* begin *
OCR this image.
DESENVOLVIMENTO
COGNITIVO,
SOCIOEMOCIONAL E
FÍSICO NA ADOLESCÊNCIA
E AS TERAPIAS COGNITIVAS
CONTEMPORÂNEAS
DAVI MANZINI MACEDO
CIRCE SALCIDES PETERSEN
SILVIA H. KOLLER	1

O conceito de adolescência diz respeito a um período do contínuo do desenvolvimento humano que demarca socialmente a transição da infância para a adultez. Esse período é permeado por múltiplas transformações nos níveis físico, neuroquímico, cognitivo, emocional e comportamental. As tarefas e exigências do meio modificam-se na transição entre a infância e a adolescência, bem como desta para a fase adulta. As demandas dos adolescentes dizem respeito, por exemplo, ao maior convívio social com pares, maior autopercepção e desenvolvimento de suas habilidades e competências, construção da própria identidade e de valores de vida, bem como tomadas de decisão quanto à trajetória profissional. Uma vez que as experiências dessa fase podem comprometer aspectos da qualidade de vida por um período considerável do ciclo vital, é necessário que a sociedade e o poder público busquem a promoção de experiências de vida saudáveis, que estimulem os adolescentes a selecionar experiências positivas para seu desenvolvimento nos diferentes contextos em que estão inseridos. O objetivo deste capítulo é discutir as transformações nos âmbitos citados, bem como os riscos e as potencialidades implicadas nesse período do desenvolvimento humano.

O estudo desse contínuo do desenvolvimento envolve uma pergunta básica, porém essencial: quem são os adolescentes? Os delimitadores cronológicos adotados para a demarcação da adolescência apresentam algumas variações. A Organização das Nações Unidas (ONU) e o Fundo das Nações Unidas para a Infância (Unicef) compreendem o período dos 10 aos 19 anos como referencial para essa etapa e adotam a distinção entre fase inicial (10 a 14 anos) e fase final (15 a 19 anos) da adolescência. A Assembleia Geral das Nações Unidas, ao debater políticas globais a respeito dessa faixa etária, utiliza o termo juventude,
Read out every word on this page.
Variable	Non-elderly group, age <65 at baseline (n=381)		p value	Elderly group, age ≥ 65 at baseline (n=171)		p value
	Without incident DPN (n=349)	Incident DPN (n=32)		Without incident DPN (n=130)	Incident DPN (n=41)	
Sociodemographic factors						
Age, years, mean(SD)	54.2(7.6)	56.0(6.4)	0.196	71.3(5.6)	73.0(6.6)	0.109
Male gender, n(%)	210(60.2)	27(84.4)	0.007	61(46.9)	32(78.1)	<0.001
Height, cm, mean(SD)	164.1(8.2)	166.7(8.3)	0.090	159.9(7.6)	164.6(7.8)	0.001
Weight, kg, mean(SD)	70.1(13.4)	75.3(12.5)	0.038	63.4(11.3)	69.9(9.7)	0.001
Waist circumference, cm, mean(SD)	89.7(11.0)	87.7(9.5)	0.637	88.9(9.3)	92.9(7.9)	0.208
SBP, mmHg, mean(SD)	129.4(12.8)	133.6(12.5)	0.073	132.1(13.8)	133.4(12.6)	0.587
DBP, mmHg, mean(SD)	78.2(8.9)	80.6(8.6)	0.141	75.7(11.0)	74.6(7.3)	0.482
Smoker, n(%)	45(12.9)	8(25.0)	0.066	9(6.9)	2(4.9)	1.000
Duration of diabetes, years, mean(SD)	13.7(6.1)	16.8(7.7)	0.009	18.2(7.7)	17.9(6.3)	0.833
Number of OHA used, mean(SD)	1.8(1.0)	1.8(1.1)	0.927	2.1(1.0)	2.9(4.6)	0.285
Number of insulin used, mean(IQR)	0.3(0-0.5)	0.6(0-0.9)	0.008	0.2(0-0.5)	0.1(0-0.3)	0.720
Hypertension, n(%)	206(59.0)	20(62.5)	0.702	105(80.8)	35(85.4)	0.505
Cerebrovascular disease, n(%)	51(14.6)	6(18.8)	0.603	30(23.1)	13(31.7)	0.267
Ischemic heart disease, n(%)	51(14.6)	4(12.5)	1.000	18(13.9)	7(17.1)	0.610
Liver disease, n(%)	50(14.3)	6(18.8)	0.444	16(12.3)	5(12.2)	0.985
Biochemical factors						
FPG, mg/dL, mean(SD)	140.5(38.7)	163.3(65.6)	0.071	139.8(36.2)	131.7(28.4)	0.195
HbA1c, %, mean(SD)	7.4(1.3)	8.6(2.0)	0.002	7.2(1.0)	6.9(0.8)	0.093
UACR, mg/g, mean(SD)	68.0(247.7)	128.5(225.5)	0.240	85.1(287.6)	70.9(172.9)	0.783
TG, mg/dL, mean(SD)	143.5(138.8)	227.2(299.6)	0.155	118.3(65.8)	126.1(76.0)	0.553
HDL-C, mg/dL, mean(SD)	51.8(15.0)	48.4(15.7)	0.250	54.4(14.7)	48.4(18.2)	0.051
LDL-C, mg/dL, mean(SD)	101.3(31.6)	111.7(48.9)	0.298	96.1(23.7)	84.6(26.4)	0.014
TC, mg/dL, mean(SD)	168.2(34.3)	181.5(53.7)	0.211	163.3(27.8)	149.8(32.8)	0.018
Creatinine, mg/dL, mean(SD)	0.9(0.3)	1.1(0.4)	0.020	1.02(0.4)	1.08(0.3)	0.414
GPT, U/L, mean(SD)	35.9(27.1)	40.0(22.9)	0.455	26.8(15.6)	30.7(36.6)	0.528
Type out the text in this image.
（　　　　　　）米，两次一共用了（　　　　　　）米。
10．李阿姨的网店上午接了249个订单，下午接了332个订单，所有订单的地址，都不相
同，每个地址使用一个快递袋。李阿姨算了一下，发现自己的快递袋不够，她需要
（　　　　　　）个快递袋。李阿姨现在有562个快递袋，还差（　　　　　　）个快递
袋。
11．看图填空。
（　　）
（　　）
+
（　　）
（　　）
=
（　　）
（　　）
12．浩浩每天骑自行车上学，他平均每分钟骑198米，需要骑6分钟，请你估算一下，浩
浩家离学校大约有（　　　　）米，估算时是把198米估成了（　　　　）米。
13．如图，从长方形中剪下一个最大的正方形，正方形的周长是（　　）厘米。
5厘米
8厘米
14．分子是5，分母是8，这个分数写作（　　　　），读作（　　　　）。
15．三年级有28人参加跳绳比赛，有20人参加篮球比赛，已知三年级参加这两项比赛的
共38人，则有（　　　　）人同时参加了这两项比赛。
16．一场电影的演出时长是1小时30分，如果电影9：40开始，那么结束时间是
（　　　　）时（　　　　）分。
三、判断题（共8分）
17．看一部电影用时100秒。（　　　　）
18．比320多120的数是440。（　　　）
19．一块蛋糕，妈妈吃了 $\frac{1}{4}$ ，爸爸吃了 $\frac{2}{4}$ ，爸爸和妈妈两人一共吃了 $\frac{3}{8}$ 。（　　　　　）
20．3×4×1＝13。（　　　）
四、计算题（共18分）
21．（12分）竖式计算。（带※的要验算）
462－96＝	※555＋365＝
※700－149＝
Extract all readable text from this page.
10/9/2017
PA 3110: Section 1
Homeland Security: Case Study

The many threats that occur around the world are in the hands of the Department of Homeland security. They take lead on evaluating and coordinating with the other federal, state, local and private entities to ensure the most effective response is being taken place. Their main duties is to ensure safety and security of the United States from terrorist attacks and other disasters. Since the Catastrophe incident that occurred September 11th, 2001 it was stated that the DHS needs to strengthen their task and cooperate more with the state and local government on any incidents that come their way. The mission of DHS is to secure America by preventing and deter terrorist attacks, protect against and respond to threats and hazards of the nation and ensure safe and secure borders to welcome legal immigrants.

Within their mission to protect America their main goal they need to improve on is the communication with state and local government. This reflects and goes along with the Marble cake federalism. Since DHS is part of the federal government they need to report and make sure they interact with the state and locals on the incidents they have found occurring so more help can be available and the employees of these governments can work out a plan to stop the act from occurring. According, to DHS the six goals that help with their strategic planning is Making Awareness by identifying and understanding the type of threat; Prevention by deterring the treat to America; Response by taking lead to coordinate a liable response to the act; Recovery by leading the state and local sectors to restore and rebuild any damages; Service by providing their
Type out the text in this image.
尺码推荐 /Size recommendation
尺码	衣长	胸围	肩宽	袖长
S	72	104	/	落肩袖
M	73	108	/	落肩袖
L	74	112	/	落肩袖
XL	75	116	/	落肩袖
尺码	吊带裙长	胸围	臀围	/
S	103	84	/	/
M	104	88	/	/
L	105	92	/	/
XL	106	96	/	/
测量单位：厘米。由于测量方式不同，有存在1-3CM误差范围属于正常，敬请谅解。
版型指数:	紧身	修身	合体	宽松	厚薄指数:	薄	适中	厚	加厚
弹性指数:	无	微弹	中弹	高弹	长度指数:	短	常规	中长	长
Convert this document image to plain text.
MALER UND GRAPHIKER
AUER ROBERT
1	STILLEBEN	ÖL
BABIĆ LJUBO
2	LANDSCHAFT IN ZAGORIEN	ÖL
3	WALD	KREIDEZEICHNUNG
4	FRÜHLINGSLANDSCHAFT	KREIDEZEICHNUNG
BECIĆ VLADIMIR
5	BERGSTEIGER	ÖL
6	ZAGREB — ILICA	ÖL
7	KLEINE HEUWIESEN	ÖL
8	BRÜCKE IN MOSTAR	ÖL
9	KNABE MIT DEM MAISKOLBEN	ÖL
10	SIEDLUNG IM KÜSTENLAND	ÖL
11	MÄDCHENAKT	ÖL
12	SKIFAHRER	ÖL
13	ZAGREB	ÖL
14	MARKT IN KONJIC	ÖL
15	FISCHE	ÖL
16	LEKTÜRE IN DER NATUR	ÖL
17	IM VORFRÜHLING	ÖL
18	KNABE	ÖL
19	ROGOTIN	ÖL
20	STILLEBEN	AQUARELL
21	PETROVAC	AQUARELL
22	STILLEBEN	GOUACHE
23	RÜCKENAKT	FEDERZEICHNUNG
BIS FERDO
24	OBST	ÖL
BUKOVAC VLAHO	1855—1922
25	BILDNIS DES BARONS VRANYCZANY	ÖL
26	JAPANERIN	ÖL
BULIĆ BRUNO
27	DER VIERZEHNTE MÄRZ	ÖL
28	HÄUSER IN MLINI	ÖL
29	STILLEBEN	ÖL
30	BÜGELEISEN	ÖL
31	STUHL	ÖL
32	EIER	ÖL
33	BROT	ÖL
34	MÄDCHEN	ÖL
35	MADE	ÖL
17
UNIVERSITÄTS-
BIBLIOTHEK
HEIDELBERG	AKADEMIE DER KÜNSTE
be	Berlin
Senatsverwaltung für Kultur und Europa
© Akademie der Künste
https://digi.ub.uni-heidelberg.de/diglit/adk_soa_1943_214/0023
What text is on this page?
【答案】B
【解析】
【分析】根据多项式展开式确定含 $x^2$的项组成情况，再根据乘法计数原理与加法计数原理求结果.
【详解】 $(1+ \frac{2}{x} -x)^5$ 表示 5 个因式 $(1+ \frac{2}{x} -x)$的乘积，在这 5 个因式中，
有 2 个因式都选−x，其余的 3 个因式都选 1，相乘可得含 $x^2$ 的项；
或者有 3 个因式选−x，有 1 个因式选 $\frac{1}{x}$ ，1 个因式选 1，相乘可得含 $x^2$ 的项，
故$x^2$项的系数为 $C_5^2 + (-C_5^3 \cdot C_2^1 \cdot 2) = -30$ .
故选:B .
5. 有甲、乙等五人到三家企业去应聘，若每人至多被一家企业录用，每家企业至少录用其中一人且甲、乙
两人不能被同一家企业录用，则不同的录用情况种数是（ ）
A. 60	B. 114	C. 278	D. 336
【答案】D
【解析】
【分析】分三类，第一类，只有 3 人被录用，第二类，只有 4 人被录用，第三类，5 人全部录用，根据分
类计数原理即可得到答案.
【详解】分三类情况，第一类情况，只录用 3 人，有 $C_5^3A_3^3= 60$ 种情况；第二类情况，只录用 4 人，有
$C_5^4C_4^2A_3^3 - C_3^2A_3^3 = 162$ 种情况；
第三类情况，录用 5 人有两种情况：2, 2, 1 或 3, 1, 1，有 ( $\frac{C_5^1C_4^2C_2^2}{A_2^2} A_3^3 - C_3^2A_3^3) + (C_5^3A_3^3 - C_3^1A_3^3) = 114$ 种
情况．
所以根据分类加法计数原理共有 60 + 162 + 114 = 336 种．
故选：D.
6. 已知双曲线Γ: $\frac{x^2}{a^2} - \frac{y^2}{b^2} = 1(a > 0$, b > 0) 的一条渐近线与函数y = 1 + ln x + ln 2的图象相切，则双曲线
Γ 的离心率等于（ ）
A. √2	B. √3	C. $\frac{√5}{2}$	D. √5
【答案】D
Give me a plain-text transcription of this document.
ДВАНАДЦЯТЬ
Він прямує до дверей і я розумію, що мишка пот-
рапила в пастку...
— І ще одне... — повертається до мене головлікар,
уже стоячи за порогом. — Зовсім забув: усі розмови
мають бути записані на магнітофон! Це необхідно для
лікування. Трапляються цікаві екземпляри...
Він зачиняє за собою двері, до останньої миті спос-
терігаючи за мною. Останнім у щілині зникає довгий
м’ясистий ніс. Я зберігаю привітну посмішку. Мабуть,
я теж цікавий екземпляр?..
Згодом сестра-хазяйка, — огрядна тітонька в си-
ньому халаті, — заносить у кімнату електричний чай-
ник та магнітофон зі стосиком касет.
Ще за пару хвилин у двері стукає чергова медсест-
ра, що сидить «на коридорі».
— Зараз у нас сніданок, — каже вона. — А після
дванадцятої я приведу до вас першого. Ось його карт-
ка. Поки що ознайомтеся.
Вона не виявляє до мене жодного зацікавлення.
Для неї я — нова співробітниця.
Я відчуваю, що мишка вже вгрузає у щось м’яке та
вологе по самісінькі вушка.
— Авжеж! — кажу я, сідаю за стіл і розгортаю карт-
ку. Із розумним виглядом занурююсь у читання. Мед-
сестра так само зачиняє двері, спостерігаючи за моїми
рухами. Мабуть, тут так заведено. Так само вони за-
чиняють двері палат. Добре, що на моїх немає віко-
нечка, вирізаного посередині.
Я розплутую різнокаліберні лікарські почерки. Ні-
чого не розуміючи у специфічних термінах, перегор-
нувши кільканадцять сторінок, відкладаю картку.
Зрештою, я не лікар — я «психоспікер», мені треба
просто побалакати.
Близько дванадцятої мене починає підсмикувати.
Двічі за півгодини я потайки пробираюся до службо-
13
* end *
SHORT PROBLEM:
From the listing above, pick out every line containing "page".

RESULT FOR THIS EXERCISE:
Read out every word on this page.
Extract all readable text from this page.
What text is on this page?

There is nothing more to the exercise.